Exercise requirements: Below are records to transcribe exactly, without their pictures.

Data tied to figure images:
◇ ◇ ◇ ◇ ◇
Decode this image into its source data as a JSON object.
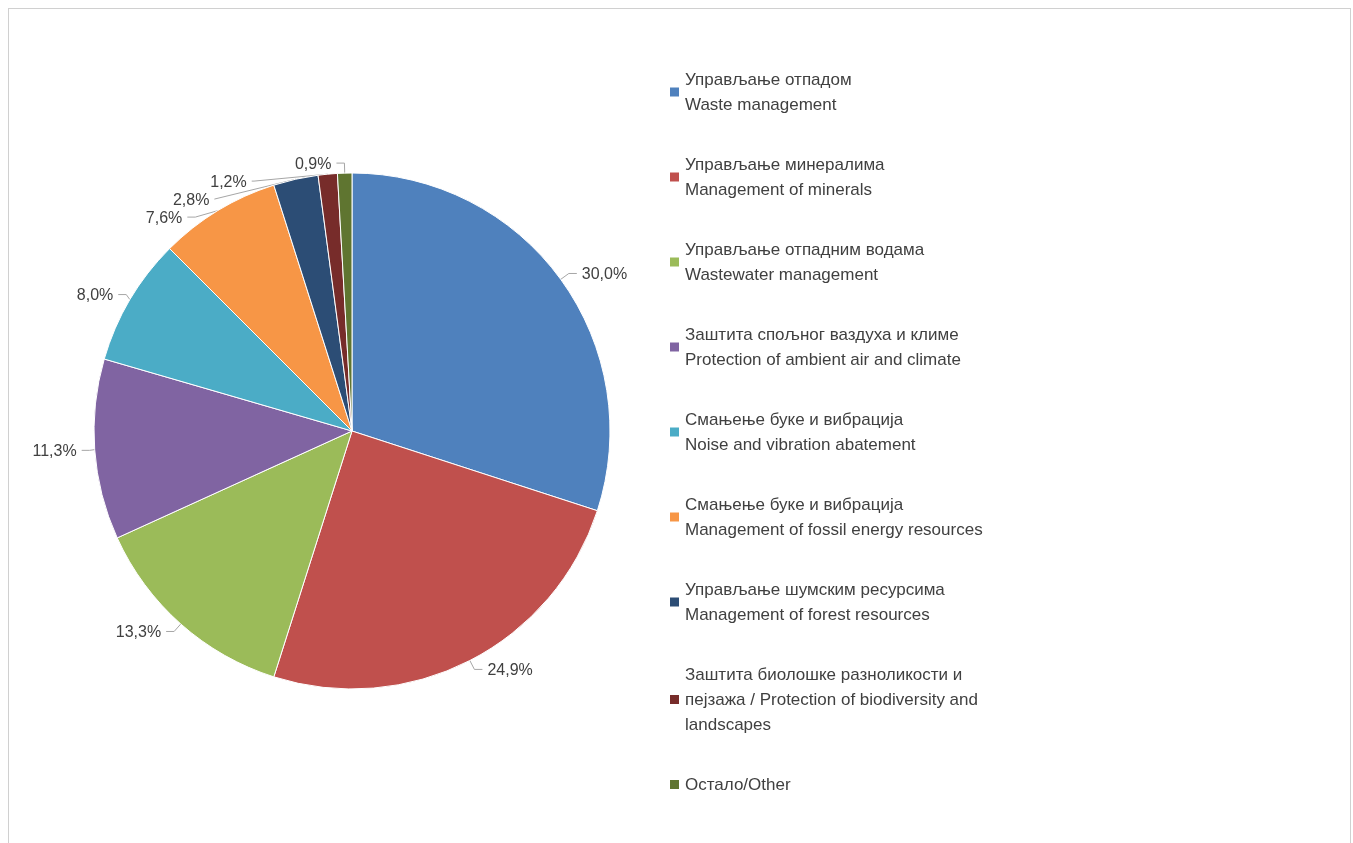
{
  "chart_data": {
    "type": "pie",
    "categories": [
      "Управљање отпадом\nWaste management",
      "Управљање минералима\nManagement of minerals",
      "Управљање отпадним водама\nWastewater management",
      "Заштита спољног ваздуха и климе\nProtection of ambient air and climate",
      "Смањење буке и вибрација\nNoise and vibration abatement",
      "Смањење буке и вибрација\nManagement of fossil energy resources",
      "Управљање шумским ресурсима\nManagement of forest resources",
      "Заштита биолошке разноликости и\nпејзажа / Protection of biodiversity and\nlandscapes",
      "Остало/Other"
    ],
    "values": [
      30.0,
      24.9,
      13.3,
      11.3,
      8.0,
      7.6,
      2.8,
      1.2,
      0.9
    ],
    "value_labels": [
      "30,0%",
      "24,9%",
      "13,3%",
      "11,3%",
      "8,0%",
      "7,6%",
      "2,8%",
      "1,2%",
      "0,9%"
    ],
    "colors": [
      "#4f81bd",
      "#c0504d",
      "#9bbb59",
      "#8064a2",
      "#4bacc6",
      "#f79646",
      "#2c4d75",
      "#772c2a",
      "#5f7530"
    ],
    "legend": "right"
  }
}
◇ ◇ ◇ ◇ ◇
Expected answer:
Decode this image into its source data as a JSON object.
{
  "chart_data": {
    "type": "pie",
    "categories": [
      "Управљање отпадом\nWaste management",
      "Управљање минералима\nManagement of minerals",
      "Управљање отпадним водама\nWastewater management",
      "Заштита спољног ваздуха и климе\nProtection of ambient air and climate",
      "Смањење буке и вибрација\nNoise and vibration abatement",
      "Смањење буке и вибрација\nManagement of fossil energy resources",
      "Управљање шумским ресурсима\nManagement of forest resources",
      "Заштита биолошке разноликости и\nпејзажа / Protection of biodiversity and\nlandscapes",
      "Остало/Other"
    ],
    "values": [
      30.0,
      24.9,
      13.3,
      11.3,
      8.0,
      7.6,
      2.8,
      1.2,
      0.9
    ],
    "value_labels": [
      "30,0%",
      "24,9%",
      "13,3%",
      "11,3%",
      "8,0%",
      "7,6%",
      "2,8%",
      "1,2%",
      "0,9%"
    ],
    "colors": [
      "#4f81bd",
      "#c0504d",
      "#9bbb59",
      "#8064a2",
      "#4bacc6",
      "#f79646",
      "#2c4d75",
      "#772c2a",
      "#5f7530"
    ],
    "legend": "right"
  }
}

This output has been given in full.